— start of Given information —
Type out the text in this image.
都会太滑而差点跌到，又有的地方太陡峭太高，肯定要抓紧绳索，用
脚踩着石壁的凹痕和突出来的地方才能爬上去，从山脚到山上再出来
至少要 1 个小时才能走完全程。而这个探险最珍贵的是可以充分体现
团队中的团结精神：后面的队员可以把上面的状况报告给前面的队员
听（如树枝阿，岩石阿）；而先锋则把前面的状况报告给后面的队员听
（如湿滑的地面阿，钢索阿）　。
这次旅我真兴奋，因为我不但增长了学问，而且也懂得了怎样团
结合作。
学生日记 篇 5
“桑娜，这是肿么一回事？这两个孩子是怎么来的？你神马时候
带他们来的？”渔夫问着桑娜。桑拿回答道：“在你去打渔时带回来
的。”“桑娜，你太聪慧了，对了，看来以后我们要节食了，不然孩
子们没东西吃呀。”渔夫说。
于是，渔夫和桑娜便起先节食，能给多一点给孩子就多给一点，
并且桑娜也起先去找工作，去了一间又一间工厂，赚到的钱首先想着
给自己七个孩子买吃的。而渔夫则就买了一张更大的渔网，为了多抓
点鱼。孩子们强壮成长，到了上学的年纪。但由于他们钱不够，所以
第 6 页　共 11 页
— end of Given information —
— start of Given information —
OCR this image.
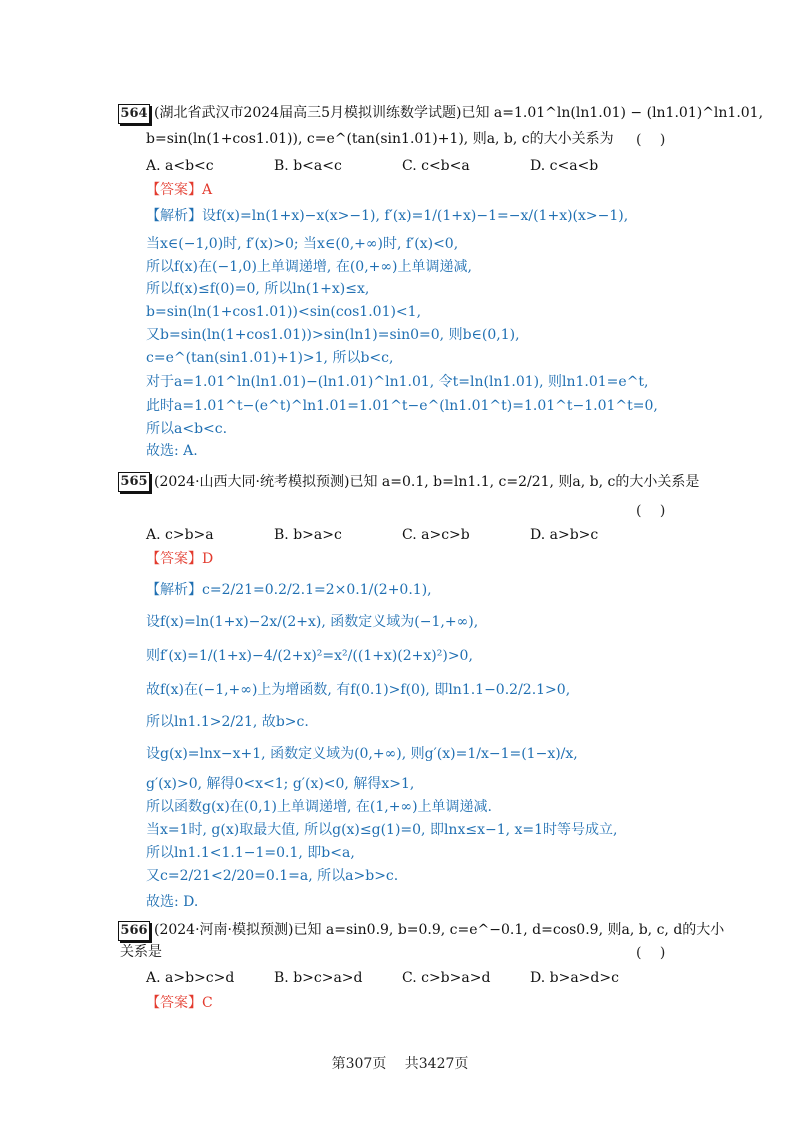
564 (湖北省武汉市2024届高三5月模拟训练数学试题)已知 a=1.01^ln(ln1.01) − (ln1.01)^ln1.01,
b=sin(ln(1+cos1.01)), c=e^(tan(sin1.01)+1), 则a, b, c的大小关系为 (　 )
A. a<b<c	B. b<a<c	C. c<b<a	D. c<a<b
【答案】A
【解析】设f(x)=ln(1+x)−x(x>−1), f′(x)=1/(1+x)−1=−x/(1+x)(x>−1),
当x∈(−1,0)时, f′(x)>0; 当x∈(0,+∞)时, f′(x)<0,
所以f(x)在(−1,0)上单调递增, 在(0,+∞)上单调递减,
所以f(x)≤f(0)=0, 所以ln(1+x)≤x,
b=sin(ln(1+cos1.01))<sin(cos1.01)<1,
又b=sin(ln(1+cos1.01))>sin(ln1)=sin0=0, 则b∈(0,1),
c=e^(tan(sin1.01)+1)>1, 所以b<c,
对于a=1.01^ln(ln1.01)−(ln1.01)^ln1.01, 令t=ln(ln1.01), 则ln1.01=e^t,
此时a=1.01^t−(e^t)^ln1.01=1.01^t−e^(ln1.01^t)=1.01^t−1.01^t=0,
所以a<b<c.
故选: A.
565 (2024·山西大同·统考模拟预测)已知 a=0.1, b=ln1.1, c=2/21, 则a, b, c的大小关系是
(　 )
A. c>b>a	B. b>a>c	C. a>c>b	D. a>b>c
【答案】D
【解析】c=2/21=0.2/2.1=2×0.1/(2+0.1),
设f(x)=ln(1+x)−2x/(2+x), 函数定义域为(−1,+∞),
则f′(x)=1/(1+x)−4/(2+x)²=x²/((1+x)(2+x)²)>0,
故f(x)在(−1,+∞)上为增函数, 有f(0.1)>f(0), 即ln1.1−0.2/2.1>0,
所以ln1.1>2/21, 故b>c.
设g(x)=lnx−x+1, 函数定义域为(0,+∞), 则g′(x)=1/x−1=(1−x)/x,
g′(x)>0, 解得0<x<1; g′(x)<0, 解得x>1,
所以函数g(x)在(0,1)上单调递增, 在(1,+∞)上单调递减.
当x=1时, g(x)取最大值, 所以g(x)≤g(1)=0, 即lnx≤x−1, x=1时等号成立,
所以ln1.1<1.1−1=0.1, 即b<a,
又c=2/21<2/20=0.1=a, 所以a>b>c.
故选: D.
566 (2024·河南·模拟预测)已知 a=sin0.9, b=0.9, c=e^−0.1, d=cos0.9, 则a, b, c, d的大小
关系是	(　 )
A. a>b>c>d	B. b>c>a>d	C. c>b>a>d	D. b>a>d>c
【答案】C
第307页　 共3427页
— end of Given information —
Brief: Gather each line from the entries above that includes the word "this".

The result:
Type out the text in this image.
OCR this image.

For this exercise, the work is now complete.